**Prompt**
Note how many lines hold the string "inner" and give that number without any other words.

** start of Data supplied **

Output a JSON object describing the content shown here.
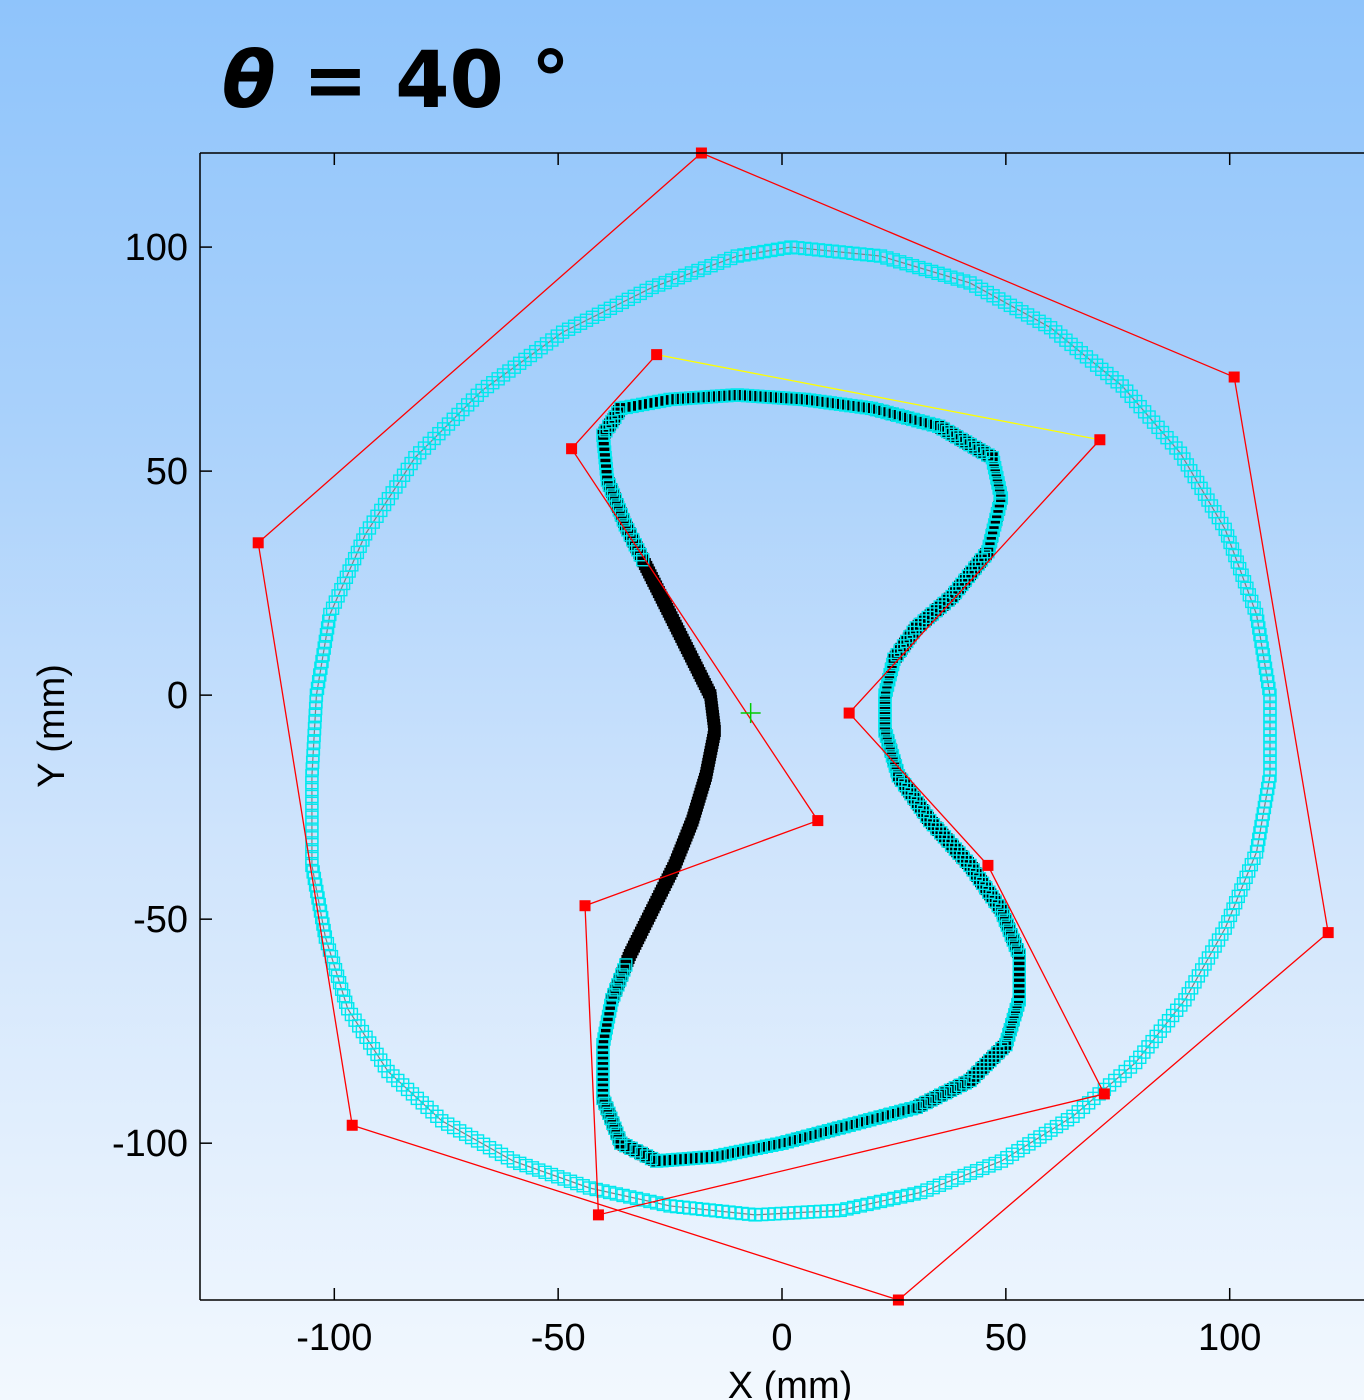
{
  "chart_data": {
    "type": "scatter",
    "title": "θ = 40 °",
    "title_parts": {
      "symbol": "θ",
      "rest": " = 40 °"
    },
    "xlabel": "X (mm)",
    "ylabel": "Y (mm)",
    "xlim": [
      -130,
      130
    ],
    "ylim": [
      -135,
      121
    ],
    "xticks": [
      -100,
      -50,
      0,
      50,
      100
    ],
    "yticks": [
      -100,
      -50,
      0,
      50,
      100
    ],
    "xtick_labels": [
      "-100",
      "-50",
      "0",
      "50",
      "100"
    ],
    "ytick_labels": [
      "-100",
      "-50",
      "0",
      "50",
      "100"
    ],
    "grid": false,
    "center_marker": [
      -7,
      -4
    ],
    "series": [
      {
        "kind": "outer-contour-markers",
        "color": "#00e8ee",
        "points": [
          [
            2,
            100
          ],
          [
            22,
            98
          ],
          [
            42,
            92
          ],
          [
            60,
            82
          ],
          [
            76,
            69
          ],
          [
            89,
            54
          ],
          [
            99,
            37
          ],
          [
            106,
            18
          ],
          [
            109,
            0
          ],
          [
            109,
            -18
          ],
          [
            106,
            -35
          ],
          [
            99,
            -52
          ],
          [
            90,
            -68
          ],
          [
            79,
            -82
          ],
          [
            65,
            -94
          ],
          [
            49,
            -104
          ],
          [
            31,
            -111
          ],
          [
            13,
            -115
          ],
          [
            -6,
            -116
          ],
          [
            -25,
            -114
          ],
          [
            -43,
            -110
          ],
          [
            -60,
            -104
          ],
          [
            -76,
            -95
          ],
          [
            -88,
            -84
          ],
          [
            -97,
            -70
          ],
          [
            -102,
            -54
          ],
          [
            -105,
            -38
          ],
          [
            -105,
            -18
          ],
          [
            -104,
            0
          ],
          [
            -101,
            18
          ],
          [
            -93,
            36
          ],
          [
            -82,
            53
          ],
          [
            -67,
            68
          ],
          [
            -49,
            81
          ],
          [
            -29,
            91
          ],
          [
            -10,
            98
          ],
          [
            2,
            100
          ]
        ]
      },
      {
        "kind": "inner-contour-markers",
        "color": "#00e8ee",
        "points": [
          [
            -10,
            67
          ],
          [
            5,
            66
          ],
          [
            20,
            64
          ],
          [
            35,
            60
          ],
          [
            47,
            53
          ],
          [
            49,
            44
          ],
          [
            46,
            32
          ],
          [
            38,
            22
          ],
          [
            30,
            15
          ],
          [
            25,
            8
          ],
          [
            23,
            0
          ],
          [
            23,
            -8
          ],
          [
            26,
            -18
          ],
          [
            33,
            -28
          ],
          [
            42,
            -38
          ],
          [
            49,
            -48
          ],
          [
            53,
            -58
          ],
          [
            53,
            -68
          ],
          [
            50,
            -78
          ],
          [
            42,
            -86
          ],
          [
            30,
            -92
          ],
          [
            15,
            -96
          ],
          [
            0,
            -100
          ],
          [
            -15,
            -103
          ],
          [
            -28,
            -104
          ],
          [
            -36,
            -100
          ],
          [
            -40,
            -90
          ],
          [
            -40,
            -78
          ],
          [
            -38,
            -68
          ],
          [
            -34,
            -58
          ],
          [
            -29,
            -48
          ],
          [
            -24,
            -38
          ],
          [
            -20,
            -28
          ],
          [
            -17,
            -18
          ],
          [
            -15,
            -8
          ],
          [
            -16,
            0
          ],
          [
            -20,
            8
          ],
          [
            -25,
            18
          ],
          [
            -30,
            28
          ],
          [
            -35,
            38
          ],
          [
            -39,
            48
          ],
          [
            -40,
            58
          ],
          [
            -36,
            64
          ],
          [
            -25,
            66
          ],
          [
            -10,
            67
          ]
        ]
      },
      {
        "kind": "inner-contour-measured",
        "color": "#000000",
        "points": [
          [
            -10,
            67
          ],
          [
            5,
            66
          ],
          [
            20,
            64
          ],
          [
            35,
            60
          ],
          [
            47,
            53
          ],
          [
            49,
            44
          ],
          [
            46,
            32
          ],
          [
            38,
            22
          ],
          [
            30,
            15
          ],
          [
            25,
            8
          ],
          [
            23,
            0
          ],
          [
            23,
            -8
          ],
          [
            26,
            -18
          ],
          [
            33,
            -28
          ],
          [
            42,
            -38
          ],
          [
            49,
            -48
          ],
          [
            53,
            -58
          ],
          [
            53,
            -68
          ],
          [
            50,
            -78
          ],
          [
            42,
            -86
          ],
          [
            30,
            -92
          ],
          [
            15,
            -96
          ],
          [
            0,
            -100
          ],
          [
            -15,
            -103
          ],
          [
            -28,
            -104
          ],
          [
            -36,
            -100
          ],
          [
            -40,
            -90
          ],
          [
            -40,
            -78
          ],
          [
            -38,
            -68
          ],
          [
            -34,
            -58
          ],
          [
            -29,
            -48
          ],
          [
            -24,
            -38
          ],
          [
            -20,
            -28
          ],
          [
            -17,
            -18
          ],
          [
            -15,
            -8
          ],
          [
            -16,
            0
          ],
          [
            -20,
            8
          ],
          [
            -25,
            18
          ],
          [
            -30,
            28
          ],
          [
            -35,
            38
          ],
          [
            -39,
            48
          ],
          [
            -40,
            58
          ],
          [
            -36,
            64
          ],
          [
            -25,
            66
          ],
          [
            -10,
            67
          ]
        ]
      },
      {
        "kind": "outer-control-polygon",
        "color": "#ff0000",
        "closed": true,
        "points": [
          [
            -18,
            121
          ],
          [
            101,
            71
          ],
          [
            122,
            -53
          ],
          [
            26,
            -135
          ],
          [
            -96,
            -96
          ],
          [
            -117,
            34
          ]
        ]
      },
      {
        "kind": "inner-control-polygon",
        "color": "#ff0000",
        "closed": false,
        "points": [
          [
            71,
            57
          ],
          [
            15,
            -4
          ],
          [
            46,
            -38
          ],
          [
            72,
            -89
          ],
          [
            -41,
            -116
          ],
          [
            -44,
            -47
          ],
          [
            8,
            -28
          ],
          [
            -47,
            55
          ],
          [
            -28,
            76
          ]
        ]
      },
      {
        "kind": "inner-control-polygon-closing",
        "color": "#ffff00",
        "closed": false,
        "points": [
          [
            -28,
            76
          ],
          [
            71,
            57
          ]
        ]
      }
    ]
  }
}
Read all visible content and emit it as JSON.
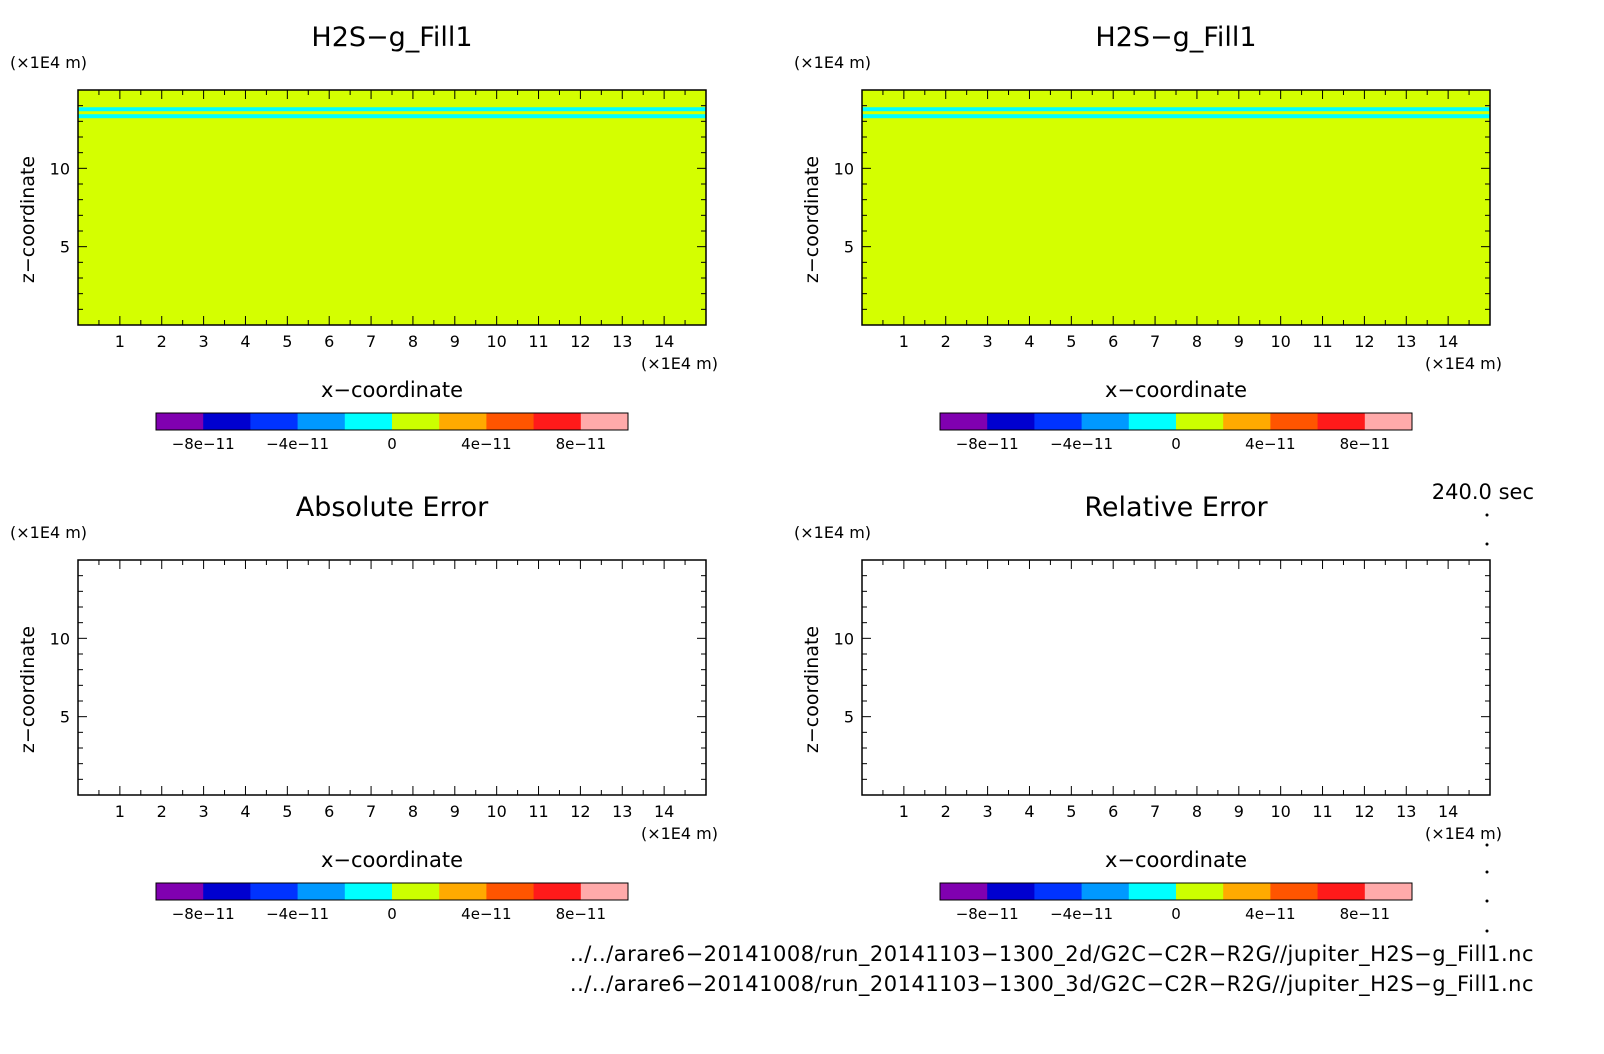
{
  "panels": [
    {
      "title": "H2S−g_Fill1",
      "field": "filled",
      "x_unit": "(×1E4 m)",
      "z_unit": "(×1E4 m)",
      "xlabel": "x−coordinate",
      "ylabel": "z−coordinate"
    },
    {
      "title": "H2S−g_Fill1",
      "field": "filled",
      "x_unit": "(×1E4 m)",
      "z_unit": "(×1E4 m)",
      "xlabel": "x−coordinate",
      "ylabel": "z−coordinate"
    },
    {
      "title": "Absolute Error",
      "field": "empty",
      "x_unit": "(×1E4 m)",
      "z_unit": "(×1E4 m)",
      "xlabel": "x−coordinate",
      "ylabel": "z−coordinate"
    },
    {
      "title": "Relative Error",
      "field": "empty",
      "x_unit": "(×1E4 m)",
      "z_unit": "(×1E4 m)",
      "xlabel": "x−coordinate",
      "ylabel": "z−coordinate"
    }
  ],
  "chart_data": {
    "type": "heatmap",
    "x_range": [
      0,
      15
    ],
    "z_range": [
      0,
      15
    ],
    "x_ticks": [
      1,
      2,
      3,
      4,
      5,
      6,
      7,
      8,
      9,
      10,
      11,
      12,
      13,
      14
    ],
    "z_ticks": [
      5,
      10
    ],
    "fill_color": "#d4ff00",
    "band_color": "#00ffff",
    "band_z": [
      13.2,
      13.9
    ],
    "colorbar": {
      "colors": [
        "#8000b0",
        "#0000d0",
        "#0033ff",
        "#0099ff",
        "#00ffff",
        "#ccff00",
        "#ffaa00",
        "#ff5500",
        "#ff1a1a",
        "#ffaaaa"
      ],
      "range": [
        -1e-10,
        1e-10
      ],
      "tick_values": [
        -8e-11,
        -4e-11,
        0,
        4e-11,
        8e-11
      ],
      "tick_labels": [
        "−8e−11",
        "−4e−11",
        "0",
        "4e−11",
        "8e−11"
      ]
    }
  },
  "time_label": "240.0 sec",
  "files": [
    "../../arare6−20141008/run_20141103−1300_2d/G2C−C2R−R2G//jupiter_H2S−g_Fill1.nc",
    "../../arare6−20141008/run_20141103−1300_3d/G2C−C2R−R2G//jupiter_H2S−g_Fill1.nc"
  ]
}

** end of Data supplied **

**The output**
4